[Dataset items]
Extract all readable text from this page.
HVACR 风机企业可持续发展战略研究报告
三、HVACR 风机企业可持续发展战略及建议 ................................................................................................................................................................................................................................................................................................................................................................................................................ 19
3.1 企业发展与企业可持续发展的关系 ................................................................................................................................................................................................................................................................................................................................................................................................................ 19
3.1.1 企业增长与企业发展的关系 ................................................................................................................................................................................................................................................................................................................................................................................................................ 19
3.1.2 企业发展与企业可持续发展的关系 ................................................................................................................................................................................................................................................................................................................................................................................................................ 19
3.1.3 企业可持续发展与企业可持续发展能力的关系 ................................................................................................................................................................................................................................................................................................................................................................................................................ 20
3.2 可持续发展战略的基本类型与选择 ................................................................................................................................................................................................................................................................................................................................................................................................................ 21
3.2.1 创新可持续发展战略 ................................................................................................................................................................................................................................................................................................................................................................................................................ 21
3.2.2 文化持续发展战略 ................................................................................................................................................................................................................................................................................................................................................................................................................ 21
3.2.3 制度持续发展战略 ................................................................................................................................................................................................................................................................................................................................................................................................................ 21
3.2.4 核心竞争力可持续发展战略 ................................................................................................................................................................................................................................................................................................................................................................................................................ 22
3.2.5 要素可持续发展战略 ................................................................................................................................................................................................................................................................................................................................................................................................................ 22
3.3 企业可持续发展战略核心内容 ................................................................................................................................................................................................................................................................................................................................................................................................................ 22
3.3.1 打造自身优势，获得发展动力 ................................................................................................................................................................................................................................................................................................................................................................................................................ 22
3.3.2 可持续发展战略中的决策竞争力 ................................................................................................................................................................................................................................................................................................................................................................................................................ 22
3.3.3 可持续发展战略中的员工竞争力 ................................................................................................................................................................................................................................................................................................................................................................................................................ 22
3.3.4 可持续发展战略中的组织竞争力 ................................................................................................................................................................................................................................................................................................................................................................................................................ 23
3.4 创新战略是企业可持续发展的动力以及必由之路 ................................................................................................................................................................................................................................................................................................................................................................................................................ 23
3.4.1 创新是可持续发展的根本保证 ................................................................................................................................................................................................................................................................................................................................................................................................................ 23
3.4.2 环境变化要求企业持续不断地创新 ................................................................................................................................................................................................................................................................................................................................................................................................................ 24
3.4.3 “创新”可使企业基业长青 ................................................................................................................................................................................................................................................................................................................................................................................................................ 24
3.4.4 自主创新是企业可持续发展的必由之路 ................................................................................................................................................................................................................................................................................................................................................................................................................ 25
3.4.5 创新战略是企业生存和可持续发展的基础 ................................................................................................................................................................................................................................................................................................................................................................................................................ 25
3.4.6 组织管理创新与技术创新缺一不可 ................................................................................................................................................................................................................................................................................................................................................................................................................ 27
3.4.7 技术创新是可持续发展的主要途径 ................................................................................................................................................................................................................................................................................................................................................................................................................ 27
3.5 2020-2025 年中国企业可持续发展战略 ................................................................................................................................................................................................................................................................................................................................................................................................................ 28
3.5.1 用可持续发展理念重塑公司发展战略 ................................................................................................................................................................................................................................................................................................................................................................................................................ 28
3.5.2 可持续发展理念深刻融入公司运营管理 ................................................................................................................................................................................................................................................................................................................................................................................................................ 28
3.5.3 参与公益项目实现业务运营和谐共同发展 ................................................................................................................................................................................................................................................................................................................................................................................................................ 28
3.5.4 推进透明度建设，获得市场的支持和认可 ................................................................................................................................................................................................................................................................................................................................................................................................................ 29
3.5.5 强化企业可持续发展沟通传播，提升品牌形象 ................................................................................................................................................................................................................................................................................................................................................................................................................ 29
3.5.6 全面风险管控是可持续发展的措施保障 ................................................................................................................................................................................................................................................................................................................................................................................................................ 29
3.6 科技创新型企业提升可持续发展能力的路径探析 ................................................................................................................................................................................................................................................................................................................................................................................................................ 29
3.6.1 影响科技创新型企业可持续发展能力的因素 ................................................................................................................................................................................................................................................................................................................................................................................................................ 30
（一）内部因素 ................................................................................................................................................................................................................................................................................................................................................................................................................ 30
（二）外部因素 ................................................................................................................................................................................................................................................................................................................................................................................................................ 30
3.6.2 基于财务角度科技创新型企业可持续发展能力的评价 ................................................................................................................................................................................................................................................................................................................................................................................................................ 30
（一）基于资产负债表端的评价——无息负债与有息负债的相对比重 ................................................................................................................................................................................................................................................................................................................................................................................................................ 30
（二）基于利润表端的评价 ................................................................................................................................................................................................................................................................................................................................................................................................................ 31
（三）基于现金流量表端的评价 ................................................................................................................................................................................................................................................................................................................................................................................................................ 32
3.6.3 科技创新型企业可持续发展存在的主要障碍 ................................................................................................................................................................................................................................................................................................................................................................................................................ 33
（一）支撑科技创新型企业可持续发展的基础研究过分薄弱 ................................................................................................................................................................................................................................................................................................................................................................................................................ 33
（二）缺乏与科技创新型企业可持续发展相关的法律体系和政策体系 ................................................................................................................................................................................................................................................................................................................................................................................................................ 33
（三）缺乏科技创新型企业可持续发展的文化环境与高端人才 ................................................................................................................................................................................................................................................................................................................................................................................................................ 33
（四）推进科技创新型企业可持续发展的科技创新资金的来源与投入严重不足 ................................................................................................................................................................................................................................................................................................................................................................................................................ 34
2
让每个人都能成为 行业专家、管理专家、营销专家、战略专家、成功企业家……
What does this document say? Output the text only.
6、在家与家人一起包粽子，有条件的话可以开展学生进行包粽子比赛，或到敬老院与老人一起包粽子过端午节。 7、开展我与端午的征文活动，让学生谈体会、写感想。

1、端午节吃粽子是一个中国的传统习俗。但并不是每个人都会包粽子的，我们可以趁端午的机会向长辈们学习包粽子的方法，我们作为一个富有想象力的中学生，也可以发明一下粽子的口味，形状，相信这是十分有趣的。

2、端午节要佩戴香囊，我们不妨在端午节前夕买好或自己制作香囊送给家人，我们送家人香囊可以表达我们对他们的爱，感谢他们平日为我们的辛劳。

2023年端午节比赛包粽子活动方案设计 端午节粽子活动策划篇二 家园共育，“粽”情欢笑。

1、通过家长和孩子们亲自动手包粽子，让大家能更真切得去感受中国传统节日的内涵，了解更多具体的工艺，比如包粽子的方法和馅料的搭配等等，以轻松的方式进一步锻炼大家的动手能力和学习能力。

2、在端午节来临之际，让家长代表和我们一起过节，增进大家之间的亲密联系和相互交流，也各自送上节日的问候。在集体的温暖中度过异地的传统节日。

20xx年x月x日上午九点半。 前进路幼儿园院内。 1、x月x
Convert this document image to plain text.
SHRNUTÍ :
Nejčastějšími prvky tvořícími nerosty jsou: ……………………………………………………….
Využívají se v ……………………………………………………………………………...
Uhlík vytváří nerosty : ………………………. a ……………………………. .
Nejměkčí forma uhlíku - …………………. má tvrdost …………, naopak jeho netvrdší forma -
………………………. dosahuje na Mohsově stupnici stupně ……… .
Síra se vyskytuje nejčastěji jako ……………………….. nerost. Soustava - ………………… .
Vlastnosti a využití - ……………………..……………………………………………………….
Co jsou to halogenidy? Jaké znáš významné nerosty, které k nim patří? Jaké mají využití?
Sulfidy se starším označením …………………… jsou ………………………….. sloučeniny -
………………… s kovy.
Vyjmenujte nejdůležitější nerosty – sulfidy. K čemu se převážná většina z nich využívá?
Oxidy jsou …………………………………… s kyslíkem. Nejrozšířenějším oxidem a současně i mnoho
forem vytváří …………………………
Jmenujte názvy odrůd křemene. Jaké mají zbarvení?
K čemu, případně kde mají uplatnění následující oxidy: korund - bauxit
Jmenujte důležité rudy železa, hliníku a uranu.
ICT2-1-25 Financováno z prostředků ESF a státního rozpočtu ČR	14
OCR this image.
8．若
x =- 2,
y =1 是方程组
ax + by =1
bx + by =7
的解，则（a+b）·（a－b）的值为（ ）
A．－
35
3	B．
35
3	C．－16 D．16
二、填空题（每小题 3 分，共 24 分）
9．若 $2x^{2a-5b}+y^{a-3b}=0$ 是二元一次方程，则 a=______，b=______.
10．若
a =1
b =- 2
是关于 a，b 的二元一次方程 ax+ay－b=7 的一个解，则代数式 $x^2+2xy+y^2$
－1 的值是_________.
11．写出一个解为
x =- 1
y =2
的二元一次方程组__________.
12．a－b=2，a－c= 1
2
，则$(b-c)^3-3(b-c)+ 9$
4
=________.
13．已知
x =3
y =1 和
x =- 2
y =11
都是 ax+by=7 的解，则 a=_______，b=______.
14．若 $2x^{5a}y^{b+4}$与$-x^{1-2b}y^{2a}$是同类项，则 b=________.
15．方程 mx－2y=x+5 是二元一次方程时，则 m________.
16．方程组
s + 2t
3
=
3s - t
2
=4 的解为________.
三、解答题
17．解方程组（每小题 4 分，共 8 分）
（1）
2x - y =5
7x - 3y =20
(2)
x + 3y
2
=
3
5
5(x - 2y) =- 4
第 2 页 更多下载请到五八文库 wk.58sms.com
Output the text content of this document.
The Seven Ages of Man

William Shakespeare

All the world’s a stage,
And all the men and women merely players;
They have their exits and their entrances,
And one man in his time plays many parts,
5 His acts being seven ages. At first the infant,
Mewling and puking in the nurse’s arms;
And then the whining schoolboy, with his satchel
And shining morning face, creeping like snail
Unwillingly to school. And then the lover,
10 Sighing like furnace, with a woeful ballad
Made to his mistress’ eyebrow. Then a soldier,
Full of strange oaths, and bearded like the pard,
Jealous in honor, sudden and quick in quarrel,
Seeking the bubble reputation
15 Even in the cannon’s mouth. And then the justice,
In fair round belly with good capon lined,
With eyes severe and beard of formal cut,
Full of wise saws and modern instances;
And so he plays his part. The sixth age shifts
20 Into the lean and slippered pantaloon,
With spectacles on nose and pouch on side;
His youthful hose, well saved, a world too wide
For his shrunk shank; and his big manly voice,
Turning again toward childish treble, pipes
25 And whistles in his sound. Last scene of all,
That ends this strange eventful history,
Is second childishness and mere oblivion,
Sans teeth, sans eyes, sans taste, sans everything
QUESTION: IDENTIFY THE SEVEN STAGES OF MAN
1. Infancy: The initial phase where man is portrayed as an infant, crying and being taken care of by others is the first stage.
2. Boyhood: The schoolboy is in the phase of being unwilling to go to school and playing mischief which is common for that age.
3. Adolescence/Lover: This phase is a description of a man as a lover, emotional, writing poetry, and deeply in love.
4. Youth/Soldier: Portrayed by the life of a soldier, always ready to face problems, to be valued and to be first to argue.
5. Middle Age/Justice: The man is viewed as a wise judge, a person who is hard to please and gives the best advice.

WORK REQUIRED:
Gather every line from the listing above in which "nerosty" appears, and copy those lines.

EXPECTED OUTPUT:
Nejčastějšími prvky tvořícími nerosty jsou: ……………………………………………………….
Uhlík vytváří nerosty : ………………………. a ……………………………. .
Co jsou to halogenidy? Jaké znáš významné nerosty, které k nim patří? Jaké mají využití?
Vyjmenujte nejdůležitější nerosty – sulfidy. K čemu se převážná většina z nich využívá?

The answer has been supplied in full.